■ Exercise instructions ■
Copy each line of the entries beneath that contains the word "Land".

** start Dataset content **

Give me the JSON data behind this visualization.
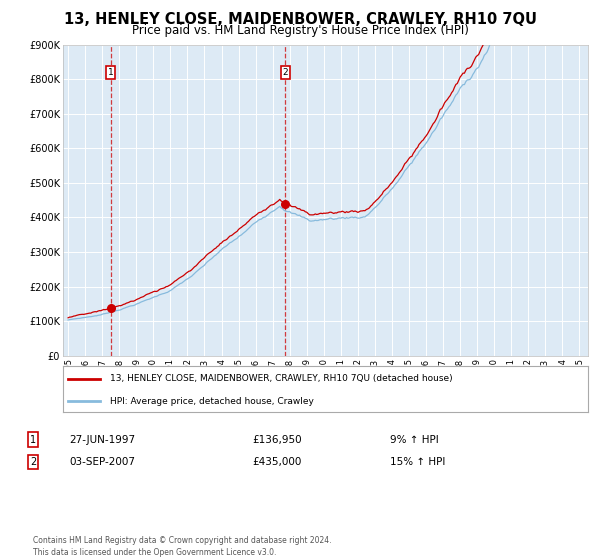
{
  "title": "13, HENLEY CLOSE, MAIDENBOWER, CRAWLEY, RH10 7QU",
  "subtitle": "Price paid vs. HM Land Registry's House Price Index (HPI)",
  "title_fontsize": 10.5,
  "subtitle_fontsize": 8.5,
  "background_color": "#ffffff",
  "plot_bg_color": "#ddeaf5",
  "grid_color": "#ffffff",
  "red_line_color": "#cc0000",
  "blue_line_color": "#88bbdd",
  "purchase1_year": 1997.49,
  "purchase1_price": 136950,
  "purchase2_year": 2007.67,
  "purchase2_price": 435000,
  "ylim": [
    0,
    900000
  ],
  "xlim_start": 1994.7,
  "xlim_end": 2025.5,
  "ytick_values": [
    0,
    100000,
    200000,
    300000,
    400000,
    500000,
    600000,
    700000,
    800000,
    900000
  ],
  "ytick_labels": [
    "£0",
    "£100K",
    "£200K",
    "£300K",
    "£400K",
    "£500K",
    "£600K",
    "£700K",
    "£800K",
    "£900K"
  ],
  "xtick_start": 1995,
  "xtick_end": 2025,
  "legend_line1": "13, HENLEY CLOSE, MAIDENBOWER, CRAWLEY, RH10 7QU (detached house)",
  "legend_line2": "HPI: Average price, detached house, Crawley",
  "ann1_box": "1",
  "ann1_date": "27-JUN-1997",
  "ann1_price": "£136,950",
  "ann1_hpi": "9% ↑ HPI",
  "ann2_box": "2",
  "ann2_date": "03-SEP-2007",
  "ann2_price": "£435,000",
  "ann2_hpi": "15% ↑ HPI",
  "footer": "Contains HM Land Registry data © Crown copyright and database right 2024.\nThis data is licensed under the Open Government Licence v3.0."
}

** end Dataset content **

■ Solved problem ■
  "subtitle": "Price paid vs. HM Land Registry's House Price Index (HPI)",
  "footer": "Contains HM Land Registry data © Crown copyright and database right 2024.\nThis data is licensed under the Open Government Licence v3.0."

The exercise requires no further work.